▸ PASSAGE TO READ:
Thinking to Hell and Back: Wicked Problems

An excellent diagram, I believe based on lecture notes, of why wicked problems are wicked problems! So much layering of complexity and interdepency (Credit: LoraCBR CC-BY-2.0)

Here at ‘We Lack Discipline’ we have a political and ethical stance.

This will not be presented to you in a manifesto so much as it can be discerned through snide remarks and sarcastic comments. It is definitely more discernable on our Twitter than in our articles.

We do not try to hide it, but nor do we advertise it.

Why?

Believe me it is not to be as people pleasing as possible. I know my crowd and they’ll find me.

But mainly there is a fear of getting ourselves caught up in what are known as ‘Wicked Problems’.

Now ‘Wicked Problems’ are more than just what people from Boston have when they’re having a hard time.

No, ‘Wicked Problems’ relates to a specific area, a cross-world of politics and scientific-technological thinking called ‘Social Planning’. Effectively how we decide the direction of our society.

The term was coined by a man named Horst Rittel, but its use as we understand it today was introduced by C. West Churchman, a philosopher and systems scientist at UC Berkeley.

A wicked problem is one for which there is no effective, immediate, ethical, consensus solution.

Take for instance marriage.

As much as I believe marriage is a silly institution, anyone who would prevent these two people from marrying their respective pigeons is a dick. (credit: Pixy CC0)

Now for me marriage is a completely needless declaration to church and/or state of your relationship with someone else.

As a result, for me, I don’t see why a man cannot marry a man, a woman cannot marry a woman, a dog cannot marry a duck, or a Swedish harpist cannot marry a Dutch pancake stand.

▸ EXERCISE TASK:
Continue the blog post on wicked problems, starting right after its last sentence about who should be free to marry whom.

▸ SOURCE DATA:
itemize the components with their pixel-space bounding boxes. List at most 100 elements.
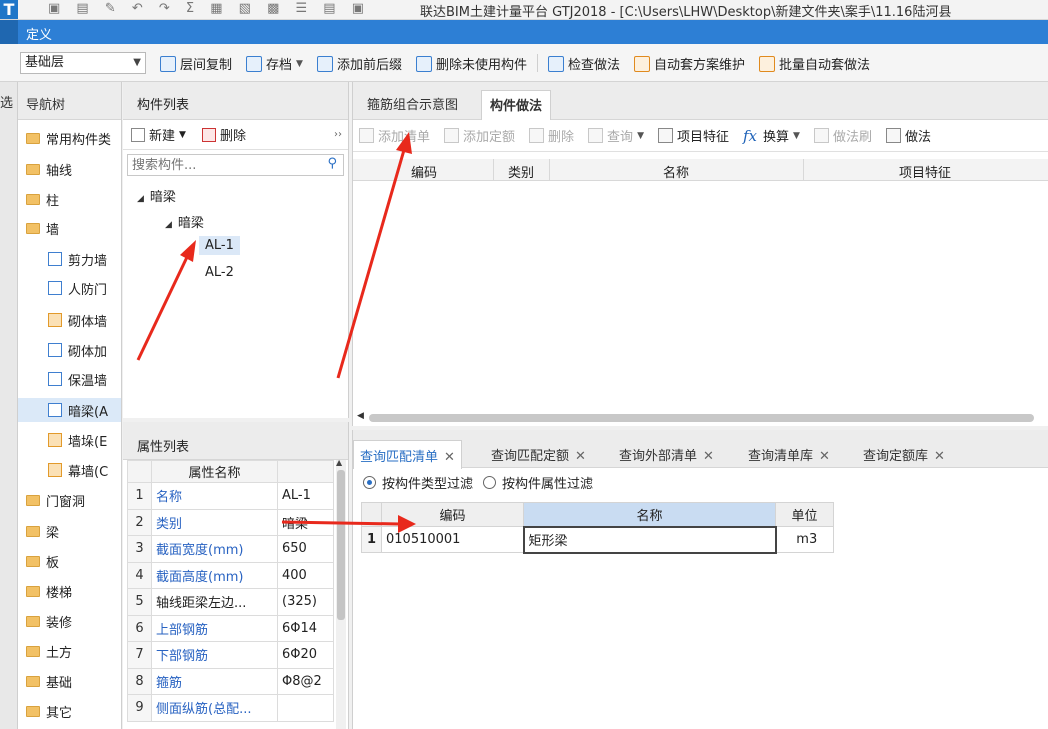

▸ ANSWER TO THE TASK:
However mine is not the only voice in society. There are groups within society who think that marriage means something very specific. Indeed, not only do they think it, they have faith that not thinking like that will get you punished, for eternity, in an afterlife. You are forever damned if you so much as even think a human could marry a pancake stand.

There are people who believe marriage is a sacred and holy union between a man and a woman with the purpose of starting a family and there the matter ends.

So what’s the problem? Poor Lars over here wants to marry his Pancake stand and is being denied a right, in law, to do it. In attempting to change the law to allow Swedish harpists to marry Dutch pancake stands you upset the people who think marriage is holy.

Poffertjes are a small, puffy type of Dutch pancake sold as streetfood. This stand, as you can see, is already dressed in its wedding whites! How could you deny the rights of either one of these men to marry this pancake stand!? (Credit: 24oranges.nl CC-BY-2.0)

They then get very upset.

They might do some chanting.

I wish I was joking but I’m fairly certain people have been shot for less than supporting the rights of a Swedish man to marry a Dutch pancake stand.

Life is cruel.

So Lars can’t have what he wants unless we can create a consensus that marriage can be okay between a man and his snack-wagon.

There are people blocking that consensus because of an unwavering faith.

Who do we upset? Which side do we pick?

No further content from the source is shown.